### INFORMATION PROVIDED
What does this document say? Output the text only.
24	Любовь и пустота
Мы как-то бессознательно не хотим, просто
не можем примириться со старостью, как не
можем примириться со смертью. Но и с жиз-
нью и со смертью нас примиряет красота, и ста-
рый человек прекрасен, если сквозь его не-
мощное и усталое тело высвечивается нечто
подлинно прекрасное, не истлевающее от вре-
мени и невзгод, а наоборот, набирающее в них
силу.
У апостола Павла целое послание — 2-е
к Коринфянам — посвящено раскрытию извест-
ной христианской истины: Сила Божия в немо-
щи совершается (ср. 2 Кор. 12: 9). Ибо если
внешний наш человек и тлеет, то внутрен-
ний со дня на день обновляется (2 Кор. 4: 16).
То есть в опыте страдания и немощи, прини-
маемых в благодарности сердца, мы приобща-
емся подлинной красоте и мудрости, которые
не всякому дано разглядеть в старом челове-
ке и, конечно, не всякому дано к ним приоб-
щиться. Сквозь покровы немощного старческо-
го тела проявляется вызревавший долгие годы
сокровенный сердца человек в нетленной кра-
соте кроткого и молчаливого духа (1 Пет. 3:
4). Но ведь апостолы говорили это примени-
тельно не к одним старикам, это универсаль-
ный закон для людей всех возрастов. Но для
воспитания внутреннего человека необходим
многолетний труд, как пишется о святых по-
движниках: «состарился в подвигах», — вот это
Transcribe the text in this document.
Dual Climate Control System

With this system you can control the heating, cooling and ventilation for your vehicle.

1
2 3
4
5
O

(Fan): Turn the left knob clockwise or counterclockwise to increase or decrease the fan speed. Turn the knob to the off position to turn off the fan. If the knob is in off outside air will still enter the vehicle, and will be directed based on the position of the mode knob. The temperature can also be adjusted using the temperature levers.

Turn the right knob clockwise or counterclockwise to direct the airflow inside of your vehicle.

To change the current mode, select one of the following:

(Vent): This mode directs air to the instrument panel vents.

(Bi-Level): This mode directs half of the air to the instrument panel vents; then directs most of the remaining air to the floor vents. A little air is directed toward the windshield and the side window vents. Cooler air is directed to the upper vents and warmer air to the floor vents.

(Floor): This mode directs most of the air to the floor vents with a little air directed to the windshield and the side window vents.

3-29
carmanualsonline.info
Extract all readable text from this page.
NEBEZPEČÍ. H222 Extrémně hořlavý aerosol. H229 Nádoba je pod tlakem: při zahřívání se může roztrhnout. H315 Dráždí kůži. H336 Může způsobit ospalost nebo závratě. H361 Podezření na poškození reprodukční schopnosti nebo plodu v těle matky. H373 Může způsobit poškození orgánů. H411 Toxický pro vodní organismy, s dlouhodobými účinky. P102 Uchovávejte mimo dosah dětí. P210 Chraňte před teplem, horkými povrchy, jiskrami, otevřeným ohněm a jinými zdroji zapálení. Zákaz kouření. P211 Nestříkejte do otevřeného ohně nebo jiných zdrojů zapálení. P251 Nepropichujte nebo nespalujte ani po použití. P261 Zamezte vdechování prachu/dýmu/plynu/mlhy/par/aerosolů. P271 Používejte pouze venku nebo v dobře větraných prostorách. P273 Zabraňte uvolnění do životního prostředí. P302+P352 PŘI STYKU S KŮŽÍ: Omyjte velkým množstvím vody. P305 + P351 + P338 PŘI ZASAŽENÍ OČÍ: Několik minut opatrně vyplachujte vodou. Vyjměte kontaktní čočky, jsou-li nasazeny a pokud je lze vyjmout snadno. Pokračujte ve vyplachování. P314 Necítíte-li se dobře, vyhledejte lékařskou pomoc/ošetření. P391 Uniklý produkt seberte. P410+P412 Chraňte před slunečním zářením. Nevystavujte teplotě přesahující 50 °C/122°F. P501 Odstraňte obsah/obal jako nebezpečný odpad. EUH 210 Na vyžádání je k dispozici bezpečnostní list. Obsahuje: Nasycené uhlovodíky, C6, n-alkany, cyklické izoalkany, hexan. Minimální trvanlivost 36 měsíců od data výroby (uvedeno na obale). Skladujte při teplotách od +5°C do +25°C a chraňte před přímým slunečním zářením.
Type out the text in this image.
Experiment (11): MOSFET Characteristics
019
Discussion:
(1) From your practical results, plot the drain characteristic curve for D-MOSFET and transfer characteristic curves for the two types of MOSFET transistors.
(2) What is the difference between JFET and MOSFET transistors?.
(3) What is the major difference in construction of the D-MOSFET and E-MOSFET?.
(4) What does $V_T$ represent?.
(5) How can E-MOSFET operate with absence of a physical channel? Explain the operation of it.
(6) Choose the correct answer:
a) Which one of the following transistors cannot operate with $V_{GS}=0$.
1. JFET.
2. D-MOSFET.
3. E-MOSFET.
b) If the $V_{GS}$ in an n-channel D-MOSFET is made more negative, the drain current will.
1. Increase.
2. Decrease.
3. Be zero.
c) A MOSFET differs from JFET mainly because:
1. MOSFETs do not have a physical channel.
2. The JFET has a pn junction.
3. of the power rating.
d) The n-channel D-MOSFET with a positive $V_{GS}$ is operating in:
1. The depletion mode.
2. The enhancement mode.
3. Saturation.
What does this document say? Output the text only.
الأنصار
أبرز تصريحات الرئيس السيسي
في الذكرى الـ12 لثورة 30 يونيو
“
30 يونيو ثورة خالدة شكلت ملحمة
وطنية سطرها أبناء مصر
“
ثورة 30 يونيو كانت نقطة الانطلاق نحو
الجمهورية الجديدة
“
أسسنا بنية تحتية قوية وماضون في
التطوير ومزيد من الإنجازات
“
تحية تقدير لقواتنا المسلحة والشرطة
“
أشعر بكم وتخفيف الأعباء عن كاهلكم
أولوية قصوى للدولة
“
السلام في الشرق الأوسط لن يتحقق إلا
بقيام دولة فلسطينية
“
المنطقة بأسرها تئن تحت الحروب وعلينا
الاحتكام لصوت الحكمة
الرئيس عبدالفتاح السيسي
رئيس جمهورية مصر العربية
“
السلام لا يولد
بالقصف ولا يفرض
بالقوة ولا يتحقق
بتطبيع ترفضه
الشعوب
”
######
[EXERCISE REQUIREMENTS]
Copy each line above that contains the word "drain".

[TASK RESPONSE]
(1) From your practical results, plot the drain characteristic curve for D-MOSFET and transfer characteristic curves for the two types of MOSFET transistors.
b) If the $V_{GS}$ in an n-channel D-MOSFET is made more negative, the drain current will.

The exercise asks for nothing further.